Exercise directions: Leave the pictures out and transcribe every record exactly.

Extracted information:
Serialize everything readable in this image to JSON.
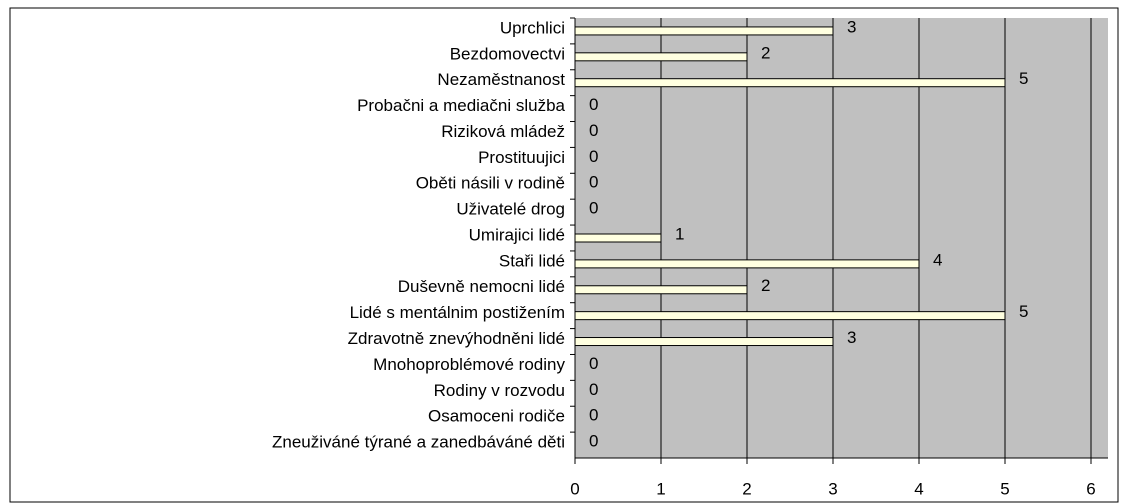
{
  "chart_data": {
    "type": "hbar",
    "categories": [
      "Uprchlici",
      "Bezdomovectvi",
      "Nezaměstnanost",
      "Probačni a mediačni služba",
      "Riziková mládež",
      "Prostituujici",
      "Oběti násili v rodině",
      "Uživatelé drog",
      "Umirajici lidé",
      "Staři lidé",
      "Duševně nemocni lidé",
      "Lidé s mentálnim postižením",
      "Zdravotně znevýhodněni lidé",
      "Mnohoproblémové rodiny",
      "Rodiny v rozvodu",
      "Osamoceni rodiče",
      "Zneuživáné týrané a zanedbáváné děti"
    ],
    "values": [
      3,
      2,
      5,
      0,
      0,
      0,
      0,
      0,
      1,
      4,
      2,
      5,
      3,
      0,
      0,
      0,
      0
    ],
    "color": "#ffffe0",
    "xlim": [
      0,
      6
    ],
    "xticks": [
      0,
      1,
      2,
      3,
      4,
      5,
      6
    ],
    "grid": true
  }
}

Expected answer:
Serialize everything readable in this image to JSON.
{
  "chart_data": {
    "type": "hbar",
    "categories": [
      "Uprchlici",
      "Bezdomovectvi",
      "Nezaměstnanost",
      "Probačni a mediačni služba",
      "Riziková mládež",
      "Prostituujici",
      "Oběti násili v rodině",
      "Uživatelé drog",
      "Umirajici lidé",
      "Staři lidé",
      "Duševně nemocni lidé",
      "Lidé s mentálnim postižením",
      "Zdravotně znevýhodněni lidé",
      "Mnohoproblémové rodiny",
      "Rodiny v rozvodu",
      "Osamoceni rodiče",
      "Zneuživáné týrané a zanedbáváné děti"
    ],
    "values": [
      3,
      2,
      5,
      0,
      0,
      0,
      0,
      0,
      1,
      4,
      2,
      5,
      3,
      0,
      0,
      0,
      0
    ],
    "color": "#ffffe0",
    "xlim": [
      0,
      6
    ],
    "xticks": [
      0,
      1,
      2,
      3,
      4,
      5,
      6
    ],
    "grid": true
  }
}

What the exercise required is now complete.